BEGIN

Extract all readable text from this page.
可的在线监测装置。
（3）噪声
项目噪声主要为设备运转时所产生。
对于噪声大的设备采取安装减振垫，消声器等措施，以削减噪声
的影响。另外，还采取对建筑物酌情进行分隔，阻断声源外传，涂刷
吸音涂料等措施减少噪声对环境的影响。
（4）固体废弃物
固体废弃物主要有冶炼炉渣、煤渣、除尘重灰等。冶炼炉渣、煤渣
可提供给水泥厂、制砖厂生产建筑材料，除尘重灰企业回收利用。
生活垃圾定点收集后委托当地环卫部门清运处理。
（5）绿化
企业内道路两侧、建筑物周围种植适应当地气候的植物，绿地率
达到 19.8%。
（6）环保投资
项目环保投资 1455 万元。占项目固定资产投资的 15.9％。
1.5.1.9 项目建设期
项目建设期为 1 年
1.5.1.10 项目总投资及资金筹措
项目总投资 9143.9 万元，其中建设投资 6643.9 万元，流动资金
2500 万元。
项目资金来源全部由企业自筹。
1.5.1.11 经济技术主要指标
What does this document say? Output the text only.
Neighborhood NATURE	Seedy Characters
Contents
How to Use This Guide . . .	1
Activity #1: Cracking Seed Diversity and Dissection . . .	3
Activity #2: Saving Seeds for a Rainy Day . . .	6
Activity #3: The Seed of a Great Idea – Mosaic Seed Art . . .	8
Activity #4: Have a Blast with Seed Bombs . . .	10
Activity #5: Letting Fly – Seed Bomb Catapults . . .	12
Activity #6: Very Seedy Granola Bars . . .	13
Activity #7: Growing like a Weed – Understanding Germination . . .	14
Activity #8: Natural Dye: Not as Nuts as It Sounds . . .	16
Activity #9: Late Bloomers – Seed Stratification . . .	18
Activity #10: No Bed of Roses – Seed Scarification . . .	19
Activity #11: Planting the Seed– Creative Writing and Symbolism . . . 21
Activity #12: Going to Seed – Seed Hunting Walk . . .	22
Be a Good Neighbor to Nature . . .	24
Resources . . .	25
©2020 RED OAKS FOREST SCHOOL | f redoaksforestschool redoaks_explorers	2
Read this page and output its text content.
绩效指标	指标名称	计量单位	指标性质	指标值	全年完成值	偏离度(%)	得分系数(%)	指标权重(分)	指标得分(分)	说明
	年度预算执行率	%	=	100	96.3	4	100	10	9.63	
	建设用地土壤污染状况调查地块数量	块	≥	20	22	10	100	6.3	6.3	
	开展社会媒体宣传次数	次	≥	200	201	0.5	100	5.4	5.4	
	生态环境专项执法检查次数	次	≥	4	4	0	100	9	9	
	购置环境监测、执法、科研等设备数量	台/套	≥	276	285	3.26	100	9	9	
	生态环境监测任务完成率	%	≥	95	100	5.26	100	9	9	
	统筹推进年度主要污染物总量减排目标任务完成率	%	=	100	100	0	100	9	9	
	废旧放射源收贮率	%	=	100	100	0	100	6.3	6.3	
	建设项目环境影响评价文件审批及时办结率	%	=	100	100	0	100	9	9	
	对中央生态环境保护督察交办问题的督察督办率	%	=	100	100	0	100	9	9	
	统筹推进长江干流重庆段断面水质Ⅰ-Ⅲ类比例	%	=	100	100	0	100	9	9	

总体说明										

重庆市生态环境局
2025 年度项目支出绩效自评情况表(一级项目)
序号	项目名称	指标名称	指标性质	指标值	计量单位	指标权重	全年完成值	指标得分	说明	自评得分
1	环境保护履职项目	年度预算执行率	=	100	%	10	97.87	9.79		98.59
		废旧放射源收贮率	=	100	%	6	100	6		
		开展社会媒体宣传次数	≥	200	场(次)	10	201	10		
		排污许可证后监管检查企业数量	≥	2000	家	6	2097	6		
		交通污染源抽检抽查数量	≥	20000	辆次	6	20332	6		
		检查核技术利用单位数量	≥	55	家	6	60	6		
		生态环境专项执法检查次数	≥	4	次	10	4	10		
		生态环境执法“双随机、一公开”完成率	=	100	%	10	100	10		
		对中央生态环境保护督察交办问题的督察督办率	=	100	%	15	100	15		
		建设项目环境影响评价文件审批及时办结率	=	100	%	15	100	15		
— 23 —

END

Required task>
Output all of the data again. Match it exactly.

Result of this exercise>
Extract all readable text from this page.
可的在线监测装置。
（3）噪声
项目噪声主要为设备运转时所产生。
对于噪声大的设备采取安装减振垫，消声器等措施，以削减噪声
的影响。另外，还采取对建筑物酌情进行分隔，阻断声源外传，涂刷
吸音涂料等措施减少噪声对环境的影响。
（4）固体废弃物
固体废弃物主要有冶炼炉渣、煤渣、除尘重灰等。冶炼炉渣、煤渣
可提供给水泥厂、制砖厂生产建筑材料，除尘重灰企业回收利用。
生活垃圾定点收集后委托当地环卫部门清运处理。
（5）绿化
企业内道路两侧、建筑物周围种植适应当地气候的植物，绿地率
达到 19.8%。
（6）环保投资
项目环保投资 1455 万元。占项目固定资产投资的 15.9％。
1.5.1.9 项目建设期
项目建设期为 1 年
1.5.1.10 项目总投资及资金筹措
项目总投资 9143.9 万元，其中建设投资 6643.9 万元，流动资金
2500 万元。
项目资金来源全部由企业自筹。
1.5.1.11 经济技术主要指标
What does this document say? Output the text only.
Neighborhood NATURE	Seedy Characters
Contents
How to Use This Guide . . .	1
Activity #1: Cracking Seed Diversity and Dissection . . .	3
Activity #2: Saving Seeds for a Rainy Day . . .	6
Activity #3: The Seed of a Great Idea – Mosaic Seed Art . . .	8
Activity #4: Have a Blast with Seed Bombs . . .	10
Activity #5: Letting Fly – Seed Bomb Catapults . . .	12
Activity #6: Very Seedy Granola Bars . . .	13
Activity #7: Growing like a Weed – Understanding Germination . . .	14
Activity #8: Natural Dye: Not as Nuts as It Sounds . . .	16
Activity #9: Late Bloomers – Seed Stratification . . .	18
Activity #10: No Bed of Roses – Seed Scarification . . .	19
Activity #11: Planting the Seed– Creative Writing and Symbolism . . . 21
Activity #12: Going to Seed – Seed Hunting Walk . . .	22
Be a Good Neighbor to Nature . . .	24
Resources . . .	25
©2020 RED OAKS FOREST SCHOOL | f redoaksforestschool redoaks_explorers	2
Read this page and output its text content.
绩效指标	指标名称	计量单位	指标性质	指标值	全年完成值	偏离度(%)	得分系数(%)	指标权重(分)	指标得分(分)	说明
	年度预算执行率	%	=	100	96.3	4	100	10	9.63	
	建设用地土壤污染状况调查地块数量	块	≥	20	22	10	100	6.3	6.3	
	开展社会媒体宣传次数	次	≥	200	201	0.5	100	5.4	5.4	
	生态环境专项执法检查次数	次	≥	4	4	0	100	9	9	
	购置环境监测、执法、科研等设备数量	台/套	≥	276	285	3.26	100	9	9	
	生态环境监测任务完成率	%	≥	95	100	5.26	100	9	9	
	统筹推进年度主要污染物总量减排目标任务完成率	%	=	100	100	0	100	9	9	
	废旧放射源收贮率	%	=	100	100	0	100	6.3	6.3	
	建设项目环境影响评价文件审批及时办结率	%	=	100	100	0	100	9	9	
	对中央生态环境保护督察交办问题的督察督办率	%	=	100	100	0	100	9	9	
	统筹推进长江干流重庆段断面水质Ⅰ-Ⅲ类比例	%	=	100	100	0	100	9	9	

总体说明										

重庆市生态环境局
2025 年度项目支出绩效自评情况表(一级项目)
序号	项目名称	指标名称	指标性质	指标值	计量单位	指标权重	全年完成值	指标得分	说明	自评得分
1	环境保护履职项目	年度预算执行率	=	100	%	10	97.87	9.79		98.59
		废旧放射源收贮率	=	100	%	6	100	6		
		开展社会媒体宣传次数	≥	200	场(次)	10	201	10		
		排污许可证后监管检查企业数量	≥	2000	家	6	2097	6		
		交通污染源抽检抽查数量	≥	20000	辆次	6	20332	6		
		检查核技术利用单位数量	≥	55	家	6	60	6		
		生态环境专项执法检查次数	≥	4	次	10	4	10		
		生态环境执法“双随机、一公开”完成率	=	100	%	10	100	10		
		对中央生态环境保护督察交办问题的督察督办率	=	100	%	15	100	15		
		建设项目环境影响评价文件审批及时办结率	=	100	%	15	100	15		
— 23 —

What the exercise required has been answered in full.